## Written request
Print out each record below, unaltered and complete, without its images.

(Records from a collection of figures)
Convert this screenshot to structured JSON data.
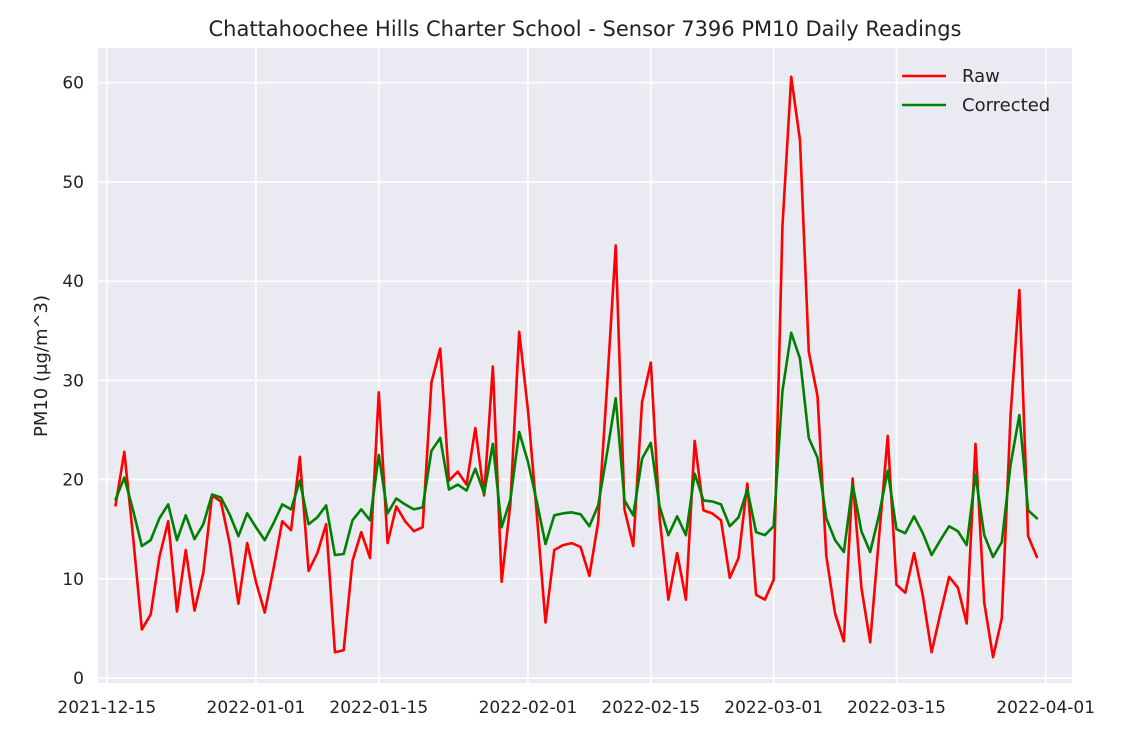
{
  "chart_data": {
    "type": "line",
    "title": "Chattahoochee Hills Charter School - Sensor 7396 PM10 Daily Readings",
    "xlabel": "",
    "ylabel": "PM10 (μg/m^3)",
    "ylim": [
      -0.5,
      63.5
    ],
    "yticks": [
      0,
      10,
      20,
      30,
      40,
      50,
      60
    ],
    "xlim": [
      "2021-12-14",
      "2022-04-04"
    ],
    "xticks": [
      "2021-12-15",
      "2022-01-01",
      "2022-01-15",
      "2022-02-01",
      "2022-02-15",
      "2022-03-01",
      "2022-03-15",
      "2022-04-01"
    ],
    "grid": true,
    "legend_position": "top-right",
    "x_start": "2021-12-16",
    "series": [
      {
        "name": "Raw",
        "color": "#ff0000",
        "values": [
          17.4,
          22.8,
          14.2,
          4.9,
          6.4,
          12.2,
          15.8,
          6.7,
          12.9,
          6.8,
          10.6,
          18.4,
          17.8,
          13.6,
          7.5,
          13.6,
          9.7,
          6.6,
          11.0,
          15.8,
          14.9,
          22.3,
          10.8,
          12.6,
          15.5,
          2.6,
          2.8,
          11.8,
          14.7,
          12.1,
          28.8,
          13.6,
          17.3,
          15.8,
          14.8,
          15.2,
          29.8,
          33.2,
          19.9,
          20.8,
          19.5,
          25.2,
          18.4,
          31.4,
          9.7,
          17.6,
          34.9,
          27.0,
          16.6,
          5.6,
          12.9,
          13.4,
          13.6,
          13.2,
          10.3,
          15.7,
          29.2,
          43.6,
          17.0,
          13.3,
          27.8,
          31.8,
          16.2,
          7.9,
          12.6,
          7.9,
          23.9,
          16.9,
          16.6,
          15.9,
          10.1,
          12.1,
          19.6,
          8.4,
          7.9,
          9.9,
          45.5,
          60.6,
          54.2,
          32.9,
          28.4,
          12.3,
          6.5,
          3.7,
          20.1,
          9.1,
          3.6,
          14.1,
          24.4,
          9.4,
          8.6,
          12.6,
          8.3,
          2.6,
          6.5,
          10.2,
          9.1,
          5.5,
          23.6,
          7.6,
          2.1,
          6.0,
          26.5,
          39.1,
          14.3,
          12.2
        ]
      },
      {
        "name": "Corrected",
        "color": "#008000",
        "values": [
          18.0,
          20.2,
          16.9,
          13.3,
          13.9,
          16.1,
          17.5,
          13.9,
          16.4,
          14.0,
          15.5,
          18.5,
          18.2,
          16.5,
          14.3,
          16.6,
          15.2,
          13.9,
          15.6,
          17.5,
          17.0,
          19.9,
          15.5,
          16.2,
          17.4,
          12.4,
          12.5,
          15.9,
          17.0,
          15.9,
          22.5,
          16.6,
          18.1,
          17.5,
          17.0,
          17.2,
          22.9,
          24.2,
          19.0,
          19.5,
          18.9,
          21.1,
          18.6,
          23.6,
          15.2,
          18.0,
          24.8,
          21.8,
          17.8,
          13.5,
          16.4,
          16.6,
          16.7,
          16.5,
          15.3,
          17.4,
          22.6,
          28.2,
          17.9,
          16.4,
          22.1,
          23.7,
          17.3,
          14.4,
          16.3,
          14.4,
          20.6,
          17.9,
          17.8,
          17.5,
          15.3,
          16.2,
          19.0,
          14.7,
          14.4,
          15.3,
          28.9,
          34.8,
          32.2,
          24.2,
          22.2,
          16.1,
          13.9,
          12.7,
          19.5,
          14.8,
          12.7,
          16.4,
          20.9,
          15.0,
          14.6,
          16.3,
          14.6,
          12.4,
          13.9,
          15.3,
          14.8,
          13.4,
          20.5,
          14.4,
          12.2,
          13.7,
          21.5,
          26.5,
          16.9,
          16.1
        ]
      }
    ]
  }
}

## Full output
Convert this screenshot to structured JSON data.
{
  "chart_data": {
    "type": "line",
    "title": "Chattahoochee Hills Charter School - Sensor 7396 PM10 Daily Readings",
    "xlabel": "",
    "ylabel": "PM10 (μg/m^3)",
    "ylim": [
      -0.5,
      63.5
    ],
    "yticks": [
      0,
      10,
      20,
      30,
      40,
      50,
      60
    ],
    "xlim": [
      "2021-12-14",
      "2022-04-04"
    ],
    "xticks": [
      "2021-12-15",
      "2022-01-01",
      "2022-01-15",
      "2022-02-01",
      "2022-02-15",
      "2022-03-01",
      "2022-03-15",
      "2022-04-01"
    ],
    "grid": true,
    "legend_position": "top-right",
    "x_start": "2021-12-16",
    "series": [
      {
        "name": "Raw",
        "color": "#ff0000",
        "values": [
          17.4,
          22.8,
          14.2,
          4.9,
          6.4,
          12.2,
          15.8,
          6.7,
          12.9,
          6.8,
          10.6,
          18.4,
          17.8,
          13.6,
          7.5,
          13.6,
          9.7,
          6.6,
          11.0,
          15.8,
          14.9,
          22.3,
          10.8,
          12.6,
          15.5,
          2.6,
          2.8,
          11.8,
          14.7,
          12.1,
          28.8,
          13.6,
          17.3,
          15.8,
          14.8,
          15.2,
          29.8,
          33.2,
          19.9,
          20.8,
          19.5,
          25.2,
          18.4,
          31.4,
          9.7,
          17.6,
          34.9,
          27.0,
          16.6,
          5.6,
          12.9,
          13.4,
          13.6,
          13.2,
          10.3,
          15.7,
          29.2,
          43.6,
          17.0,
          13.3,
          27.8,
          31.8,
          16.2,
          7.9,
          12.6,
          7.9,
          23.9,
          16.9,
          16.6,
          15.9,
          10.1,
          12.1,
          19.6,
          8.4,
          7.9,
          9.9,
          45.5,
          60.6,
          54.2,
          32.9,
          28.4,
          12.3,
          6.5,
          3.7,
          20.1,
          9.1,
          3.6,
          14.1,
          24.4,
          9.4,
          8.6,
          12.6,
          8.3,
          2.6,
          6.5,
          10.2,
          9.1,
          5.5,
          23.6,
          7.6,
          2.1,
          6.0,
          26.5,
          39.1,
          14.3,
          12.2
        ]
      },
      {
        "name": "Corrected",
        "color": "#008000",
        "values": [
          18.0,
          20.2,
          16.9,
          13.3,
          13.9,
          16.1,
          17.5,
          13.9,
          16.4,
          14.0,
          15.5,
          18.5,
          18.2,
          16.5,
          14.3,
          16.6,
          15.2,
          13.9,
          15.6,
          17.5,
          17.0,
          19.9,
          15.5,
          16.2,
          17.4,
          12.4,
          12.5,
          15.9,
          17.0,
          15.9,
          22.5,
          16.6,
          18.1,
          17.5,
          17.0,
          17.2,
          22.9,
          24.2,
          19.0,
          19.5,
          18.9,
          21.1,
          18.6,
          23.6,
          15.2,
          18.0,
          24.8,
          21.8,
          17.8,
          13.5,
          16.4,
          16.6,
          16.7,
          16.5,
          15.3,
          17.4,
          22.6,
          28.2,
          17.9,
          16.4,
          22.1,
          23.7,
          17.3,
          14.4,
          16.3,
          14.4,
          20.6,
          17.9,
          17.8,
          17.5,
          15.3,
          16.2,
          19.0,
          14.7,
          14.4,
          15.3,
          28.9,
          34.8,
          32.2,
          24.2,
          22.2,
          16.1,
          13.9,
          12.7,
          19.5,
          14.8,
          12.7,
          16.4,
          20.9,
          15.0,
          14.6,
          16.3,
          14.6,
          12.4,
          13.9,
          15.3,
          14.8,
          13.4,
          20.5,
          14.4,
          12.2,
          13.7,
          21.5,
          26.5,
          16.9,
          16.1
        ]
      }
    ]
  }
}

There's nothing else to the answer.